• _Aim of the task_
Edit the listing from its first line through the line with "data-point-2002 [227,333,234,341]", inclusive. Replace "data-markers" with "point-markers" and leave everything else unchanged.

Element and region data
====================
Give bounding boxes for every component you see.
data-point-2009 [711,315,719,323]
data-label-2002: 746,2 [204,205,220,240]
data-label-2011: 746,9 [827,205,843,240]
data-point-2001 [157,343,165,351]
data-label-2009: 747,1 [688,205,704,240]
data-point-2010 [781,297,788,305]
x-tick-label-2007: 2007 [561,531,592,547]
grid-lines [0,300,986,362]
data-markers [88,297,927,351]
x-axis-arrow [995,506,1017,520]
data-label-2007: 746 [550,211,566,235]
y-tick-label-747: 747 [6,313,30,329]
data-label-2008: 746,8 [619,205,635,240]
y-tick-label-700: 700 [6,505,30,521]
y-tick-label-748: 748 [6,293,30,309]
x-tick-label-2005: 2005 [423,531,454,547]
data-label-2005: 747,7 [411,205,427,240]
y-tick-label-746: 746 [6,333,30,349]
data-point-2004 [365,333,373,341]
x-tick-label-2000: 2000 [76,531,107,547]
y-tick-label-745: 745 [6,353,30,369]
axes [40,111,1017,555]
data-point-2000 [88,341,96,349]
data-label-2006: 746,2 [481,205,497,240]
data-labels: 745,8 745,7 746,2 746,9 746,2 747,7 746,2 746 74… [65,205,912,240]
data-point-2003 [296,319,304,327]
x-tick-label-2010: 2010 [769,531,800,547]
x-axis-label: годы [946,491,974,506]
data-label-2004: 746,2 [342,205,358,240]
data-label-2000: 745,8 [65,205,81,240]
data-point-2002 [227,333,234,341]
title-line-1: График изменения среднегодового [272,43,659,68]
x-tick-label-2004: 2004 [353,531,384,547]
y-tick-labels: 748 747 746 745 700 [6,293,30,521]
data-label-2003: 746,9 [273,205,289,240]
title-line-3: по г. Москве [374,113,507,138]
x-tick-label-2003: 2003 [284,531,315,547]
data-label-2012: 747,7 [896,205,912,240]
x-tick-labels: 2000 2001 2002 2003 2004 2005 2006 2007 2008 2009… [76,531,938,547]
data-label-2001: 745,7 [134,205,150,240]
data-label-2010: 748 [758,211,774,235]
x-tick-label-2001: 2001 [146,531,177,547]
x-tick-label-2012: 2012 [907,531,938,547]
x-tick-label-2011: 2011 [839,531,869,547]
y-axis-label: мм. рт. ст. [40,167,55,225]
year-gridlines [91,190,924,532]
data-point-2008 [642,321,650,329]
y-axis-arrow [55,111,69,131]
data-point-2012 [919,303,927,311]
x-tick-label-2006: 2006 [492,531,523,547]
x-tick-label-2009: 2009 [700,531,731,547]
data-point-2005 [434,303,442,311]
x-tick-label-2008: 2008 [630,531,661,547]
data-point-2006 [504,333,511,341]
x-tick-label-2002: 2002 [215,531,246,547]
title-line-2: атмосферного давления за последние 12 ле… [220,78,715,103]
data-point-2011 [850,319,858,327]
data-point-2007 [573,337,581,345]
====================
• _Expected answer_
Give bounding boxes for every component you see.
data-point-2009 [711,315,719,323]
data-label-2002: 746,2 [204,205,220,240]
data-label-2011: 746,9 [827,205,843,240]
data-point-2001 [157,343,165,351]
data-label-2009: 747,1 [688,205,704,240]
data-point-2010 [781,297,788,305]
x-tick-label-2007: 2007 [561,531,592,547]
grid-lines [0,300,986,362]
point-markers [88,297,927,351]
x-axis-arrow [995,506,1017,520]
data-label-2007: 746 [550,211,566,235]
y-tick-label-747: 747 [6,313,30,329]
data-label-2008: 746,8 [619,205,635,240]
y-tick-label-700: 700 [6,505,30,521]
y-tick-label-748: 748 [6,293,30,309]
x-tick-label-2005: 2005 [423,531,454,547]
data-label-2005: 747,7 [411,205,427,240]
y-tick-label-746: 746 [6,333,30,349]
data-point-2004 [365,333,373,341]
x-tick-label-2000: 2000 [76,531,107,547]
y-tick-label-745: 745 [6,353,30,369]
axes [40,111,1017,555]
data-point-2000 [88,341,96,349]
data-label-2006: 746,2 [481,205,497,240]
data-labels: 745,8 745,7 746,2 746,9 746,2 747,7 746,2 746 74… [65,205,912,240]
data-point-2003 [296,319,304,327]
x-tick-label-2010: 2010 [769,531,800,547]
x-axis-label: годы [946,491,974,506]
data-label-2004: 746,2 [342,205,358,240]
data-label-2000: 745,8 [65,205,81,240]
data-point-2002 [227,333,234,341]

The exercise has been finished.